## Written task
Repeat the material below word for word and leave out all pictures.

## Stored data
....

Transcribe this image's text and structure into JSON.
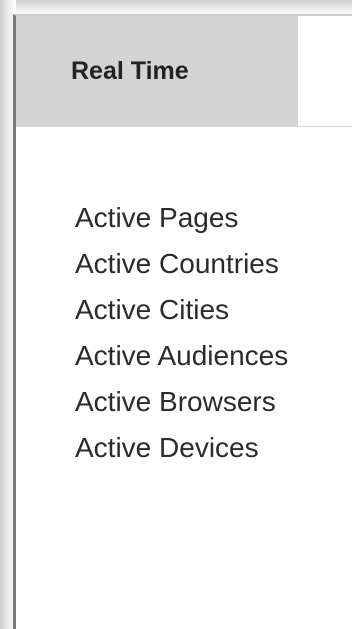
{
  "tabs": {
    "active_label": "Real Time"
  },
  "menu": {
    "items": [
      {
        "label": "Active Pages"
      },
      {
        "label": "Active Countries"
      },
      {
        "label": "Active Cities"
      },
      {
        "label": "Active Audiences"
      },
      {
        "label": "Active Browsers"
      },
      {
        "label": "Active Devices"
      }
    ]
  },
  "colors": {
    "tab_active_bg": "#d3d3d3",
    "text": "#2b2b2b",
    "panel_bg": "#ffffff"
  }
}
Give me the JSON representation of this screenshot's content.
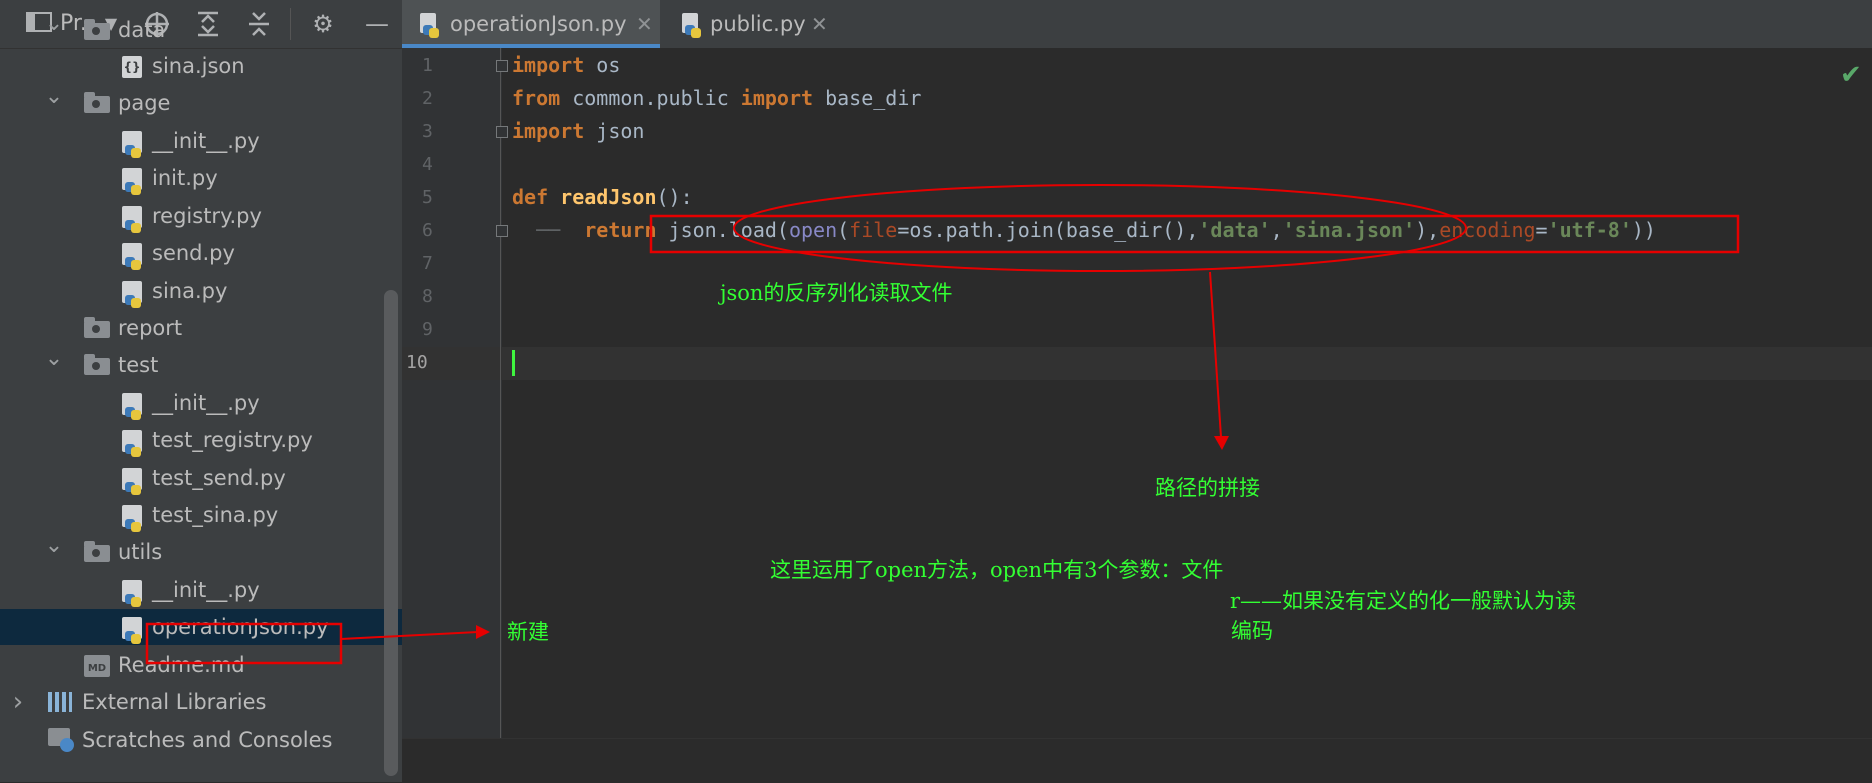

....

## Exercise response
Transcribe this image's text and structure into JSON.
{
  "tabs": {
    "active_label": "Real Time"
  },
  "menu": {
    "items": [
      {
        "label": "Active Pages"
      },
      {
        "label": "Active Countries"
      },
      {
        "label": "Active Cities"
      },
      {
        "label": "Active Audiences"
      },
      {
        "label": "Active Browsers"
      },
      {
        "label": "Active Devices"
      }
    ]
  },
  "colors": {
    "tab_active_bg": "#d3d3d3",
    "text": "#2b2b2b",
    "panel_bg": "#ffffff"
  }
}
Give me the JSON representation of this screenshot's content.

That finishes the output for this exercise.